Copy every line with the string "ylabel" in it.

Dataset records
— START —
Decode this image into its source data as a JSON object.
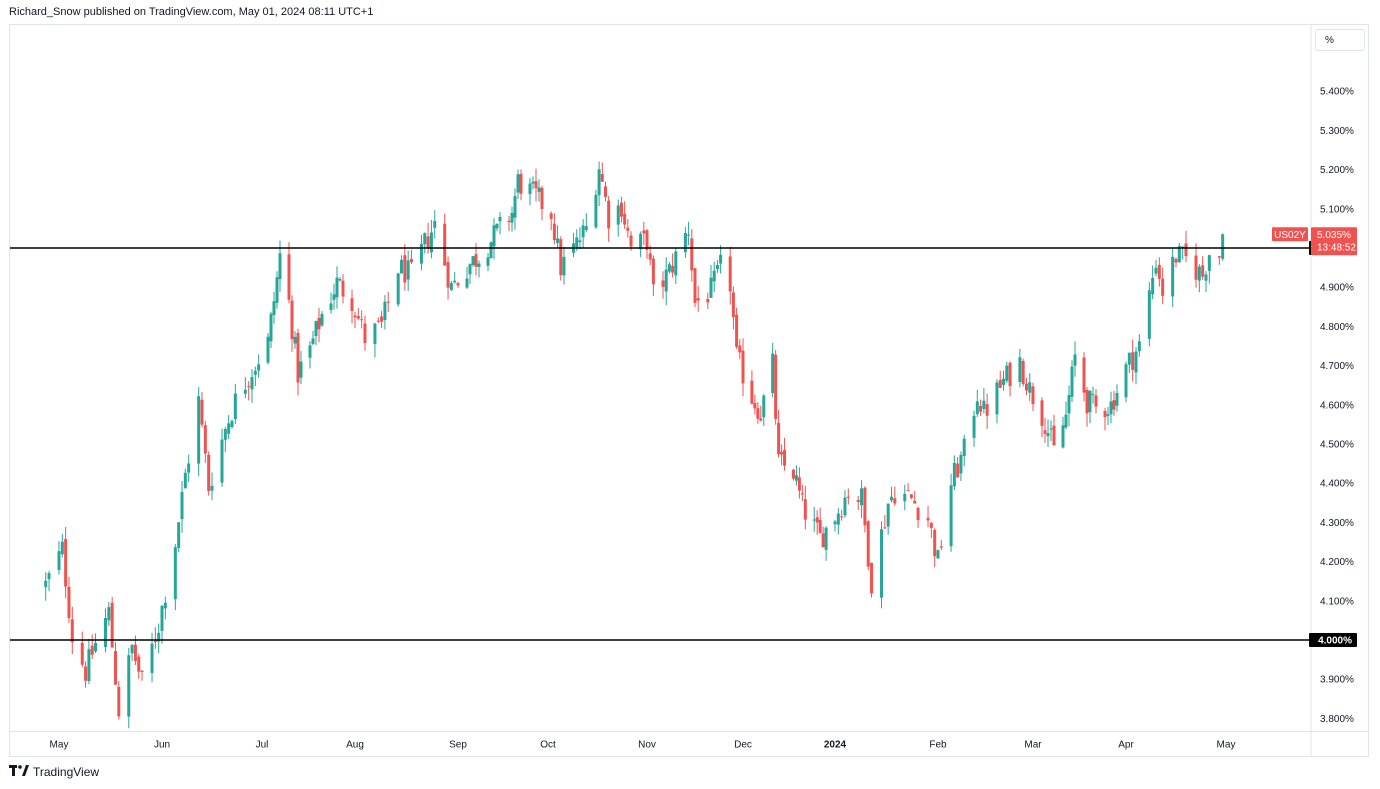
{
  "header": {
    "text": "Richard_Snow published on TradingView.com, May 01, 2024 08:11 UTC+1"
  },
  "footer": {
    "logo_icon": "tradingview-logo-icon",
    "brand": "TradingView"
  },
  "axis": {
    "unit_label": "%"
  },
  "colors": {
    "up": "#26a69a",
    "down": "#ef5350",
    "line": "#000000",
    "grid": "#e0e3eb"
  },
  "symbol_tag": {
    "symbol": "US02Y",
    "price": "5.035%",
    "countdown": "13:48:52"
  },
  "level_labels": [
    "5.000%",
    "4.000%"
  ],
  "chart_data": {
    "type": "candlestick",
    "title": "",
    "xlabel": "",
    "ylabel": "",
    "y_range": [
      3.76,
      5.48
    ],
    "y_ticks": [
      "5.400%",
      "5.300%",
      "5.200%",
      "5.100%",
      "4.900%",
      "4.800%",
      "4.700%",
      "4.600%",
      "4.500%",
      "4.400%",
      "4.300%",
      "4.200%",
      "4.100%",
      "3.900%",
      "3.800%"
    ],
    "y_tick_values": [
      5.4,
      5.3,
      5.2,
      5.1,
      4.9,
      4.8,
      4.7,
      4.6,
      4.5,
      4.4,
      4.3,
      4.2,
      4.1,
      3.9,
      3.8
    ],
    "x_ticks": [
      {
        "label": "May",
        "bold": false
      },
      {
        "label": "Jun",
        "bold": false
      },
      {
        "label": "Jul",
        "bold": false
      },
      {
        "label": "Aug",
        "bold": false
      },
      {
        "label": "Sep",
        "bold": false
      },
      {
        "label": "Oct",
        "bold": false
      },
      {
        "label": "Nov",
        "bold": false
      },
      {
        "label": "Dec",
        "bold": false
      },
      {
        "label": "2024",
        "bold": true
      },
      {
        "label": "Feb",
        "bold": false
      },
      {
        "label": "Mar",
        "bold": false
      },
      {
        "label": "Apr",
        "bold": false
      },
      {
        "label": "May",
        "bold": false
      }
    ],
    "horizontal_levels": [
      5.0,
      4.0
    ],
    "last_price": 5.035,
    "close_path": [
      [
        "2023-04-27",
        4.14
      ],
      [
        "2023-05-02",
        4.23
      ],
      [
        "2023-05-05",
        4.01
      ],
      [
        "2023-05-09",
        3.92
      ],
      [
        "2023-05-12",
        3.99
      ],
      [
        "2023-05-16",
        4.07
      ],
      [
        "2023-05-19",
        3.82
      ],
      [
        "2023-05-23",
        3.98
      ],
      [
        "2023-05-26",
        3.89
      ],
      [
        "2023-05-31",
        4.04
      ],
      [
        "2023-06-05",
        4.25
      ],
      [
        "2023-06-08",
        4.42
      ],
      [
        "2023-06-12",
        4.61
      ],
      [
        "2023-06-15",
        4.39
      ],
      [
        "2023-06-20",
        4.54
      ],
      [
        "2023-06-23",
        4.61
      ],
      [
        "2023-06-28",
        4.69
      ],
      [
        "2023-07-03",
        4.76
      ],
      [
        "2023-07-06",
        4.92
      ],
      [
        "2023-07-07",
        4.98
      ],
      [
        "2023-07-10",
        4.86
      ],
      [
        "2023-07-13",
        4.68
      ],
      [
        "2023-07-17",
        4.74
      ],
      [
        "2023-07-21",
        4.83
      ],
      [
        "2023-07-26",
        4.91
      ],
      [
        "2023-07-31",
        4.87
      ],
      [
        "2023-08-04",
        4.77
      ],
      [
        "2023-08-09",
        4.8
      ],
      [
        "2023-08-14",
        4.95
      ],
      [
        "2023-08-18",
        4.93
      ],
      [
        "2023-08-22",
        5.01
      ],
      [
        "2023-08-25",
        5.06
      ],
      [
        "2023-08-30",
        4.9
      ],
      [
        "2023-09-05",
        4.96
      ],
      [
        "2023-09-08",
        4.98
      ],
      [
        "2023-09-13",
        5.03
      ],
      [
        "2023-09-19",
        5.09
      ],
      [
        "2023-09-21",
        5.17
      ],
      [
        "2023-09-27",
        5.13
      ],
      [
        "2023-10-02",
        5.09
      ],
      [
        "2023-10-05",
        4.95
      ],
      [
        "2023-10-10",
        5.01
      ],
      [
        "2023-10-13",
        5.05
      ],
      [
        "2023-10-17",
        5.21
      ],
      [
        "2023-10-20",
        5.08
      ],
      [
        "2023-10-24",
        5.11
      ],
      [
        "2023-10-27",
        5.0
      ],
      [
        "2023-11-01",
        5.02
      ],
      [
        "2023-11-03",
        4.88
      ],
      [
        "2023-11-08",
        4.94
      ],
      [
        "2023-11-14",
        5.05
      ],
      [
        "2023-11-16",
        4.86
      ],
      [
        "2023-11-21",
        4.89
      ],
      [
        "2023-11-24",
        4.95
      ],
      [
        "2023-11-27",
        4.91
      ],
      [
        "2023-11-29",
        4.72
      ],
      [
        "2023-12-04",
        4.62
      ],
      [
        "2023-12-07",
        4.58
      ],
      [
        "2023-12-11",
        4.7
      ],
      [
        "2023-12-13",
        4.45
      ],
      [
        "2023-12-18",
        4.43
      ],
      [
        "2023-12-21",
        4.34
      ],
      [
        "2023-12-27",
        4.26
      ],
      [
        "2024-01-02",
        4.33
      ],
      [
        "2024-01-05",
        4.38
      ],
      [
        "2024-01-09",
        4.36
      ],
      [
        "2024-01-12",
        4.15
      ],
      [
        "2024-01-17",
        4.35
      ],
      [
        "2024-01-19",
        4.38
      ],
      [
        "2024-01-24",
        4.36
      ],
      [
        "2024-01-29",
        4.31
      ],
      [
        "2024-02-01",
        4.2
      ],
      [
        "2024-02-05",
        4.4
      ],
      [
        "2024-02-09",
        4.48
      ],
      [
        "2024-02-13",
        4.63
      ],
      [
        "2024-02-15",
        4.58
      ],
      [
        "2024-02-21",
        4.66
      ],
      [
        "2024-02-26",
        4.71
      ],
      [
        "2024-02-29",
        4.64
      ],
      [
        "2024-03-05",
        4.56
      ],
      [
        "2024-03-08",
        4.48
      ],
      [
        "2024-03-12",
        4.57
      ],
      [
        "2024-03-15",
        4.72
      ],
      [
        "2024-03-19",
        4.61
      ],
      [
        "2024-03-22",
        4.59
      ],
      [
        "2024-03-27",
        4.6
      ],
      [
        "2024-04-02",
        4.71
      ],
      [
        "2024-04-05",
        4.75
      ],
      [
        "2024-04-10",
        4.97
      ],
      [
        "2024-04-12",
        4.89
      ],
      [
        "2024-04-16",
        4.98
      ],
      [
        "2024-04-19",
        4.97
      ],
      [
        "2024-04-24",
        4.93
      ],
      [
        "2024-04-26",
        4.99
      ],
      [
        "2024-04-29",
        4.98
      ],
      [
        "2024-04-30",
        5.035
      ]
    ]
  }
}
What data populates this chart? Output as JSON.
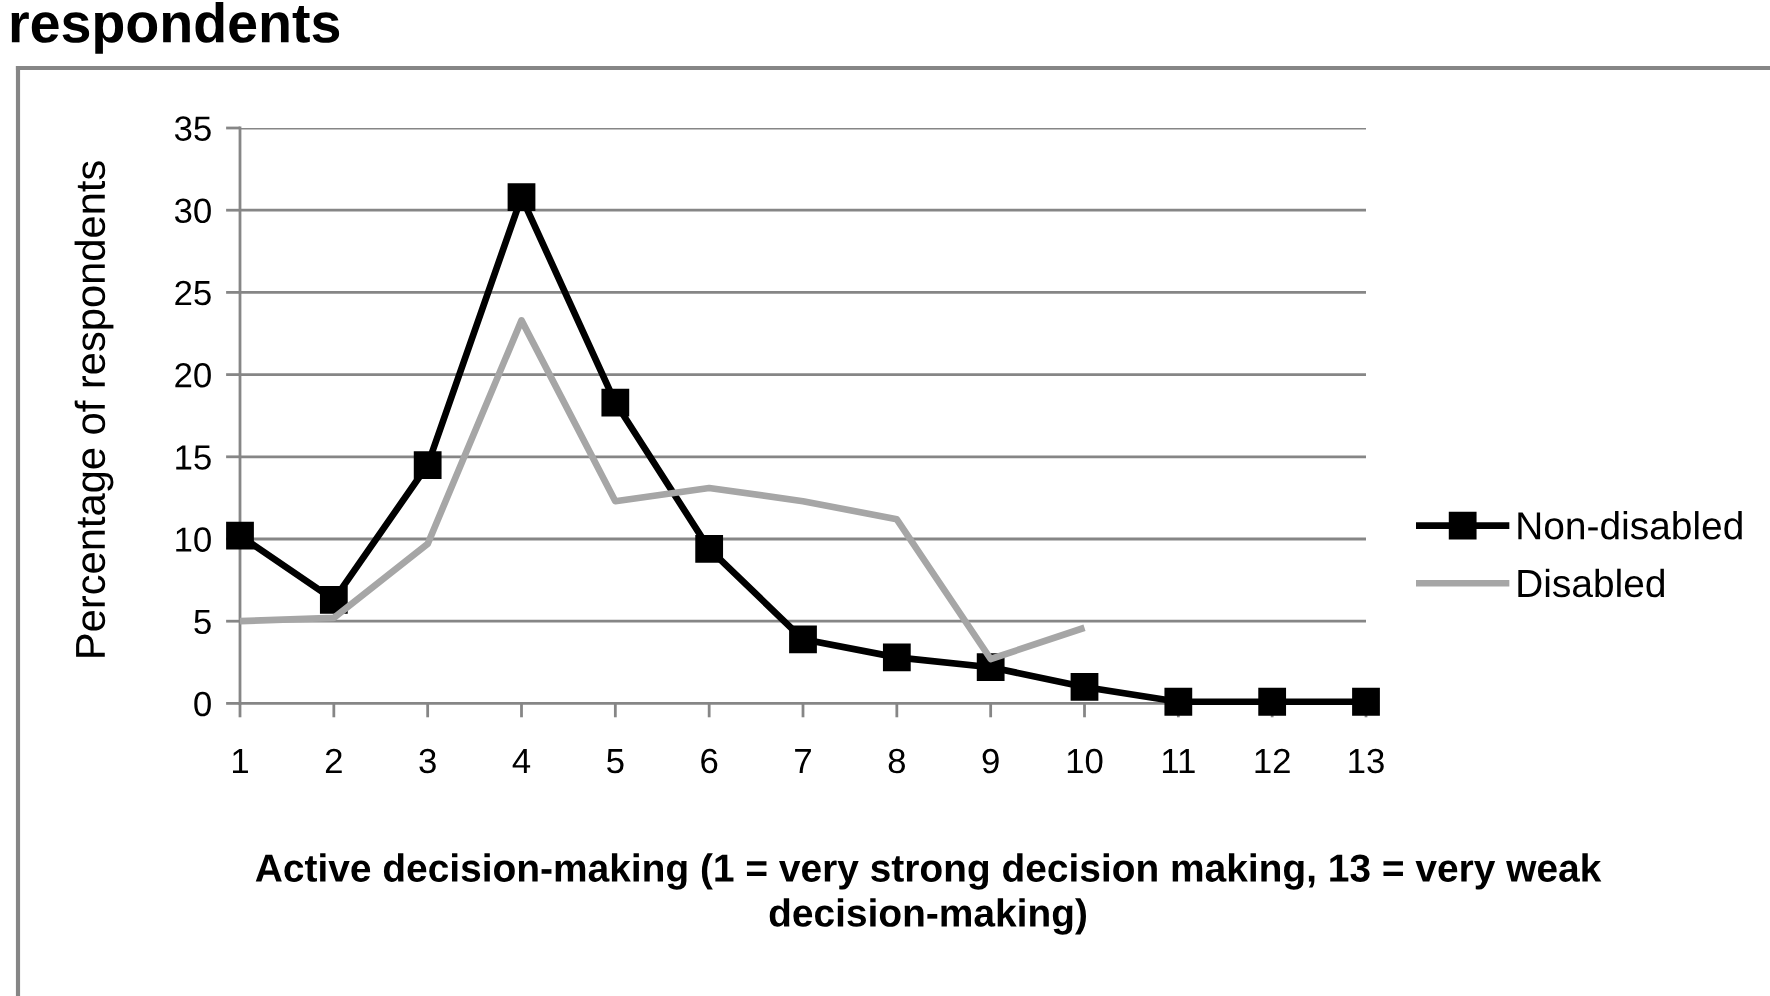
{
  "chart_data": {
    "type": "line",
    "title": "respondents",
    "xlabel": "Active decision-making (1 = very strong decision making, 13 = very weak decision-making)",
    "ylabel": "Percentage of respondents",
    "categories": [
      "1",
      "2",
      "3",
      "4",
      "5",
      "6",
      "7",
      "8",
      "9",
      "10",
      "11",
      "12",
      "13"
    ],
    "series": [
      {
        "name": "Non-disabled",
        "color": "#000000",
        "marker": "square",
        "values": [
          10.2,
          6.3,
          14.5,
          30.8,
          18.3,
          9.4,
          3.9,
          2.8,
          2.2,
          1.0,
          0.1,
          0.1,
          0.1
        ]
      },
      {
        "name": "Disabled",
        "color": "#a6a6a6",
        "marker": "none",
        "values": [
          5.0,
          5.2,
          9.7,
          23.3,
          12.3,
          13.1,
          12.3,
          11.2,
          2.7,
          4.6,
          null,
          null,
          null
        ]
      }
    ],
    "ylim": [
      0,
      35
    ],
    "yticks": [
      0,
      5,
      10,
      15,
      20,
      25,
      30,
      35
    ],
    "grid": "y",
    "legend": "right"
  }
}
— END —
◆ **ANSWER FOR THE TASK**:
    "ylabel": "",
    "ylabel": "Percentage of respondents",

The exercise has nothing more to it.